begin

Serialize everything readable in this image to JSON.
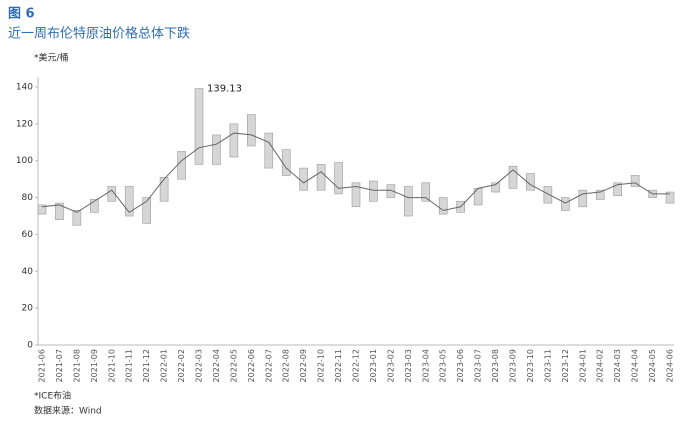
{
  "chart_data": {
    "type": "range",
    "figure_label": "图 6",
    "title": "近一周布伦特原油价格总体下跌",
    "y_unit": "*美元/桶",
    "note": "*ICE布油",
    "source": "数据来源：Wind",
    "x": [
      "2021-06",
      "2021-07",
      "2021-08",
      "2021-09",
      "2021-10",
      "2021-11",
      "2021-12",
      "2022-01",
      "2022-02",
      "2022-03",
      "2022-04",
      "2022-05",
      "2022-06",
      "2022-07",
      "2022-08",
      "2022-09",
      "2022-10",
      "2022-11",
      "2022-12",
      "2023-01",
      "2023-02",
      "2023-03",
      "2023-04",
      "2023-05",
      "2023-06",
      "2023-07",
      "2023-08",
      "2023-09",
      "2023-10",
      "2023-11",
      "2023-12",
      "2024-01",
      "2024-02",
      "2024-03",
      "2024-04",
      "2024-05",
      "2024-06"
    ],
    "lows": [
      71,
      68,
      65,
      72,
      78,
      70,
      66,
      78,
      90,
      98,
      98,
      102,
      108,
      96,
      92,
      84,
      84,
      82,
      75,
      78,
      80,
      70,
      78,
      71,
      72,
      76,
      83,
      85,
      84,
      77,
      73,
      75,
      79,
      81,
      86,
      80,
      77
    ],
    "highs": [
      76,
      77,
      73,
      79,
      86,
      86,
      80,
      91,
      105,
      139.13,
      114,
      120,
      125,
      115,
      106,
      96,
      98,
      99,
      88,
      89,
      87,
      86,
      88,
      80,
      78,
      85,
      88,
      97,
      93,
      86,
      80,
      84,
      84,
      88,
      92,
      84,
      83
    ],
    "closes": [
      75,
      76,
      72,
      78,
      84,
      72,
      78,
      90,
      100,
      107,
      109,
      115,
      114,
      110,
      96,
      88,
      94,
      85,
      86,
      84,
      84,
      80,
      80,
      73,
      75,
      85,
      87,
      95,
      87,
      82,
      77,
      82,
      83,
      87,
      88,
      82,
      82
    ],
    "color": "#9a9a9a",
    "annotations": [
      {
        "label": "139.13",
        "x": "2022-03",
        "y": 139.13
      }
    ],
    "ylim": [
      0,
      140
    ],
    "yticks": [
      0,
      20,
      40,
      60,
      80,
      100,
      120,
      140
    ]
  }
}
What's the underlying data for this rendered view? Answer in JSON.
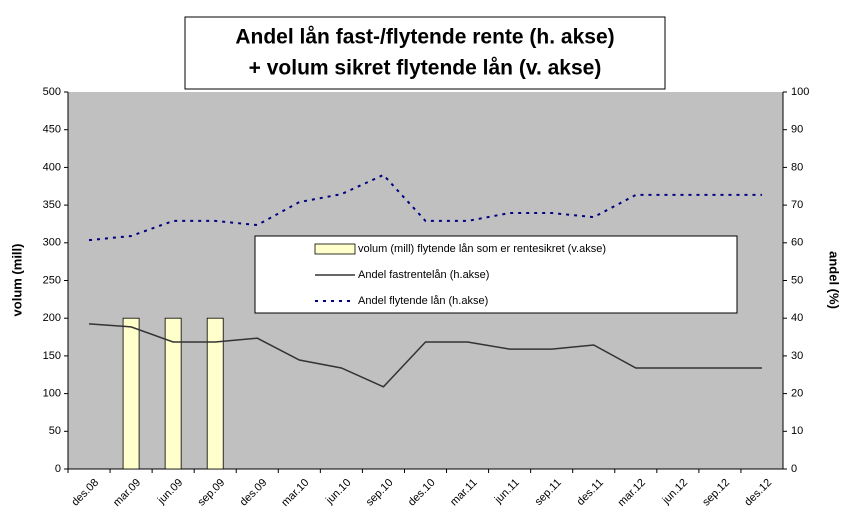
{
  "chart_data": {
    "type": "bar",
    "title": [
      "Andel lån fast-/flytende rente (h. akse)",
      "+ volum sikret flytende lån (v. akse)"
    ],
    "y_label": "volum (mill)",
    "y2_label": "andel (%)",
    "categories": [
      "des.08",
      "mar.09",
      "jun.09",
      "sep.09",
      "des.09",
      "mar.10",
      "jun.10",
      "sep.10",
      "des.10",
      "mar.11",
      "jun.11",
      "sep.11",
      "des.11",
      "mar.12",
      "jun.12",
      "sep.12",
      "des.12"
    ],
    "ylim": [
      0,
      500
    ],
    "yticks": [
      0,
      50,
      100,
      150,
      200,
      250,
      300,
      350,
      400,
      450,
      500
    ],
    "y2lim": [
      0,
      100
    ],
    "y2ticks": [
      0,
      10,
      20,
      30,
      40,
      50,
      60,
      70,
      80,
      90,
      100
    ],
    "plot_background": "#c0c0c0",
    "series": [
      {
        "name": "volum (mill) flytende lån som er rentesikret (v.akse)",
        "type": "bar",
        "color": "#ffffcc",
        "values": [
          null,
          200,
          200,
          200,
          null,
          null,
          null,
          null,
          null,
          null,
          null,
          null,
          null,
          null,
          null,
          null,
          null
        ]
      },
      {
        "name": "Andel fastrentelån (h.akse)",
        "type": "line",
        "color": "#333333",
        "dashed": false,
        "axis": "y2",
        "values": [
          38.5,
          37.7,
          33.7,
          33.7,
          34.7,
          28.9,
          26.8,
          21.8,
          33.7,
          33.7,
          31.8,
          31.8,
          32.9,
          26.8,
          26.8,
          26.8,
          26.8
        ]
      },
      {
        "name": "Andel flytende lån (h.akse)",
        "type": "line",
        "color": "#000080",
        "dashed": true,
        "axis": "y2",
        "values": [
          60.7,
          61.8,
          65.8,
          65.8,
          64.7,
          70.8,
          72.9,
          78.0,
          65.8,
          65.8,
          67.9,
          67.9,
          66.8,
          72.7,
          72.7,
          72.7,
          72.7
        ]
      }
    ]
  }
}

end

Short problem: In your copy, repeat each record exactly and include no pictures.

Finished task:
Serialize everything readable in this image to JSON.
{
  "chart_data": {
    "type": "range",
    "figure_label": "图 6",
    "title": "近一周布伦特原油价格总体下跌",
    "y_unit": "*美元/桶",
    "note": "*ICE布油",
    "source": "数据来源：Wind",
    "x": [
      "2021-06",
      "2021-07",
      "2021-08",
      "2021-09",
      "2021-10",
      "2021-11",
      "2021-12",
      "2022-01",
      "2022-02",
      "2022-03",
      "2022-04",
      "2022-05",
      "2022-06",
      "2022-07",
      "2022-08",
      "2022-09",
      "2022-10",
      "2022-11",
      "2022-12",
      "2023-01",
      "2023-02",
      "2023-03",
      "2023-04",
      "2023-05",
      "2023-06",
      "2023-07",
      "2023-08",
      "2023-09",
      "2023-10",
      "2023-11",
      "2023-12",
      "2024-01",
      "2024-02",
      "2024-03",
      "2024-04",
      "2024-05",
      "2024-06"
    ],
    "lows": [
      71,
      68,
      65,
      72,
      78,
      70,
      66,
      78,
      90,
      98,
      98,
      102,
      108,
      96,
      92,
      84,
      84,
      82,
      75,
      78,
      80,
      70,
      78,
      71,
      72,
      76,
      83,
      85,
      84,
      77,
      73,
      75,
      79,
      81,
      86,
      80,
      77
    ],
    "highs": [
      76,
      77,
      73,
      79,
      86,
      86,
      80,
      91,
      105,
      139.13,
      114,
      120,
      125,
      115,
      106,
      96,
      98,
      99,
      88,
      89,
      87,
      86,
      88,
      80,
      78,
      85,
      88,
      97,
      93,
      86,
      80,
      84,
      84,
      88,
      92,
      84,
      83
    ],
    "closes": [
      75,
      76,
      72,
      78,
      84,
      72,
      78,
      90,
      100,
      107,
      109,
      115,
      114,
      110,
      96,
      88,
      94,
      85,
      86,
      84,
      84,
      80,
      80,
      73,
      75,
      85,
      87,
      95,
      87,
      82,
      77,
      82,
      83,
      87,
      88,
      82,
      82
    ],
    "color": "#9a9a9a",
    "annotations": [
      {
        "label": "139.13",
        "x": "2022-03",
        "y": 139.13
      }
    ],
    "ylim": [
      0,
      140
    ],
    "yticks": [
      0,
      20,
      40,
      60,
      80,
      100,
      120,
      140
    ]
  }
}
What's the underlying data for this rendered view? Answer in JSON.
{
  "chart_data": {
    "type": "bar",
    "title": [
      "Andel lån fast-/flytende rente (h. akse)",
      "+ volum sikret flytende lån (v. akse)"
    ],
    "y_label": "volum (mill)",
    "y2_label": "andel (%)",
    "categories": [
      "des.08",
      "mar.09",
      "jun.09",
      "sep.09",
      "des.09",
      "mar.10",
      "jun.10",
      "sep.10",
      "des.10",
      "mar.11",
      "jun.11",
      "sep.11",
      "des.11",
      "mar.12",
      "jun.12",
      "sep.12",
      "des.12"
    ],
    "ylim": [
      0,
      500
    ],
    "yticks": [
      0,
      50,
      100,
      150,
      200,
      250,
      300,
      350,
      400,
      450,
      500
    ],
    "y2lim": [
      0,
      100
    ],
    "y2ticks": [
      0,
      10,
      20,
      30,
      40,
      50,
      60,
      70,
      80,
      90,
      100
    ],
    "plot_background": "#c0c0c0",
    "series": [
      {
        "name": "volum (mill) flytende lån som er rentesikret (v.akse)",
        "type": "bar",
        "color": "#ffffcc",
        "values": [
          null,
          200,
          200,
          200,
          null,
          null,
          null,
          null,
          null,
          null,
          null,
          null,
          null,
          null,
          null,
          null,
          null
        ]
      },
      {
        "name": "Andel fastrentelån (h.akse)",
        "type": "line",
        "color": "#333333",
        "dashed": false,
        "axis": "y2",
        "values": [
          38.5,
          37.7,
          33.7,
          33.7,
          34.7,
          28.9,
          26.8,
          21.8,
          33.7,
          33.7,
          31.8,
          31.8,
          32.9,
          26.8,
          26.8,
          26.8,
          26.8
        ]
      },
      {
        "name": "Andel flytende lån (h.akse)",
        "type": "line",
        "color": "#000080",
        "dashed": true,
        "axis": "y2",
        "values": [
          60.7,
          61.8,
          65.8,
          65.8,
          64.7,
          70.8,
          72.9,
          78.0,
          65.8,
          65.8,
          67.9,
          67.9,
          66.8,
          72.7,
          72.7,
          72.7,
          72.7
        ]
      }
    ]
  }
}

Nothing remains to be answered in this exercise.